■ Reading text:
-- begin --

# New N scale DCC Questions



## Old97 (Jan 1, 2011)

I am planning a 3’x5’ N scale DCC layout. It is the “Out and Back” track plan at http://www.cke1st.com/m_train2.htm

I will only be running 2 locomotives and $$$$ will be a MAJOR consideration.

>>The track plan has a list of parts(right click on the layout.) The part list is all for Atlas code 80. How can I get a list for code 55 track if that is better?
>>Compare these 5 systems; Pros & Cons: Bachmann E-Z Command, Atlas Commander, NCE Power Cab, MRC Prodigy Express, and Digitrax Zephyr.
>>Are these Systems complete, or do you need extra items?


WIRING QUESTIONS:
I am not an expert model railroader; please keep the answers as clear as possible, no “Change the voltage in the booster to 500 volts and connect both wires to the same rail.” 
For a 3’x5’ N scale DCC layout:
1. What brand track conducts electricity and the DCC signal best?
2. Is Atlas code 55 or 80 best for DCC conductivity?
3. I read someone recommended feeder wires to every section of track and not to use common rail wiring. ?

-- end --

■ Set tasks:
A. In the N scale DCC post, why does the poster ask for answers to be kept as clear as possible? Answer in one to three sentences.
B. Can you carry on the N scale DCC post from its last line?
The data after this point plays no part in the tasks.

■ Recorded information:

-- begin --

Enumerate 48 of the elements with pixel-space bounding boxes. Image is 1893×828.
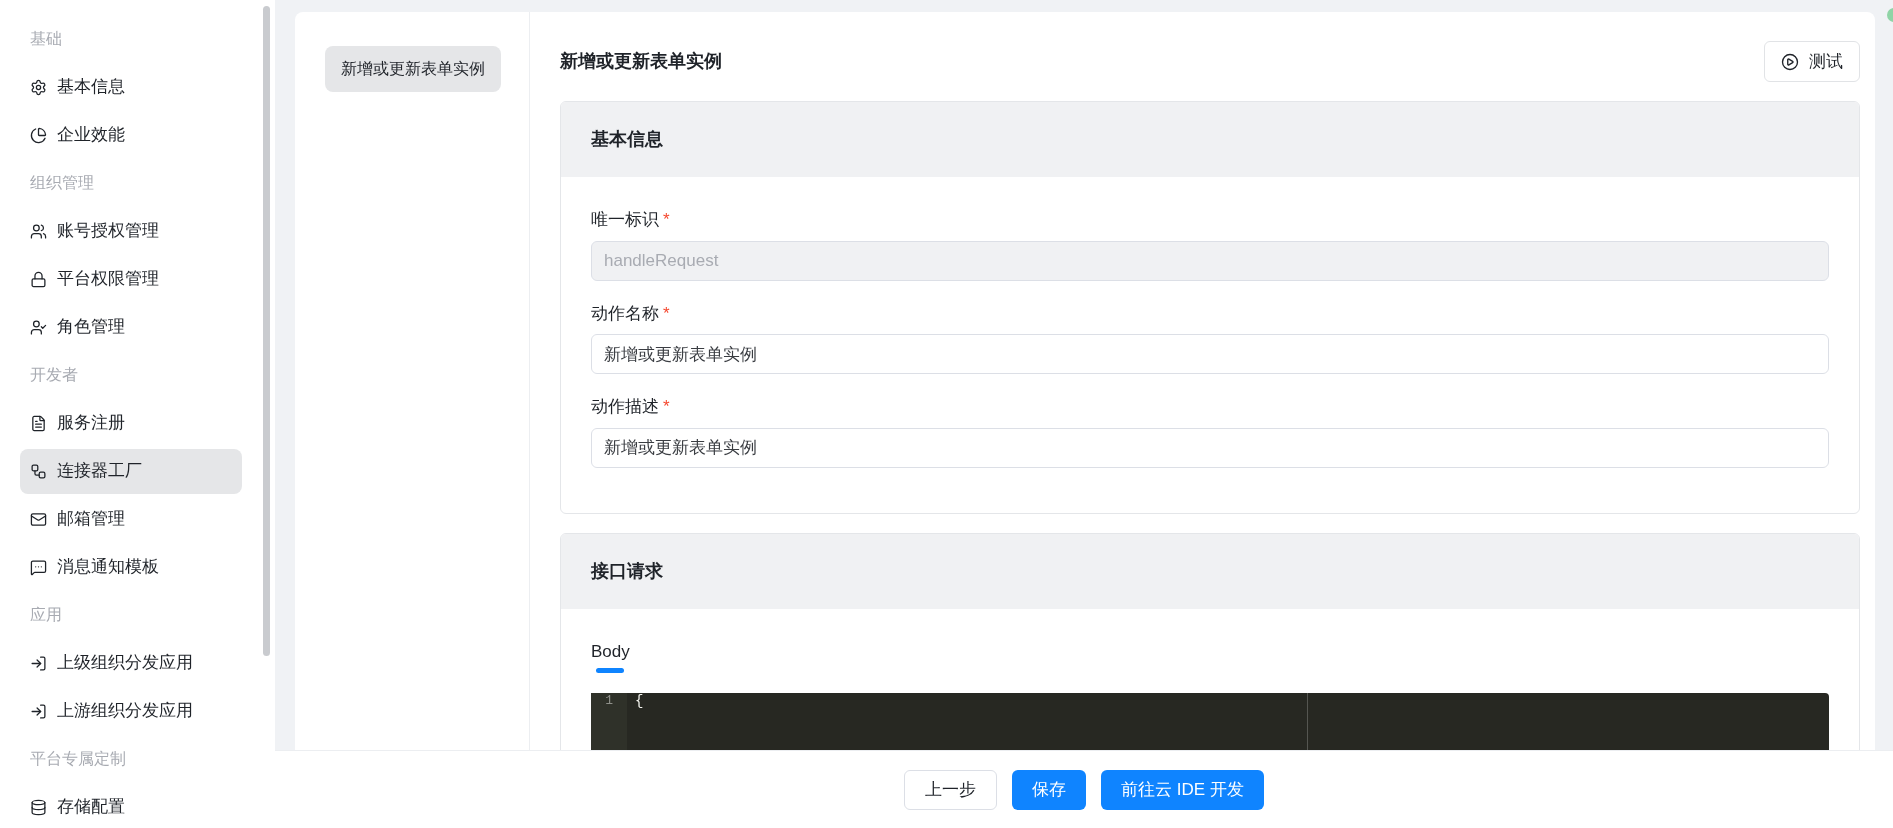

-- end --

■ Expected responses:
A. The poster is not an expert model railroader. They ask for plain answers instead of technical instructions like the sample they quote about changing booster voltage and connecting both wires to the same rail.

B.
4. Do you really have to solder ever piece of track together? 
5. Which DCC command systems UNDER $300. are safest electrically for N scale?
6. How do you prevent overheating current - burning up N decoders?
7. Maximum voltage of systems? Most are listed in amps. 
8. Does the Atlas Commander System or any of the others have a voltage problem with N scale 
8. Do you need a booster with reverse-loop-modulars?
9. Do you need a transformer for reverse loop modulars?
10. How to prevent 2nd. Locomotive(both DCC) from entering opposite end of reverse loop and causing a short? Only have one Open switch into the reverse track would work, but is there a wiring way to stop the second train?

THANKS for replies to any of the questions.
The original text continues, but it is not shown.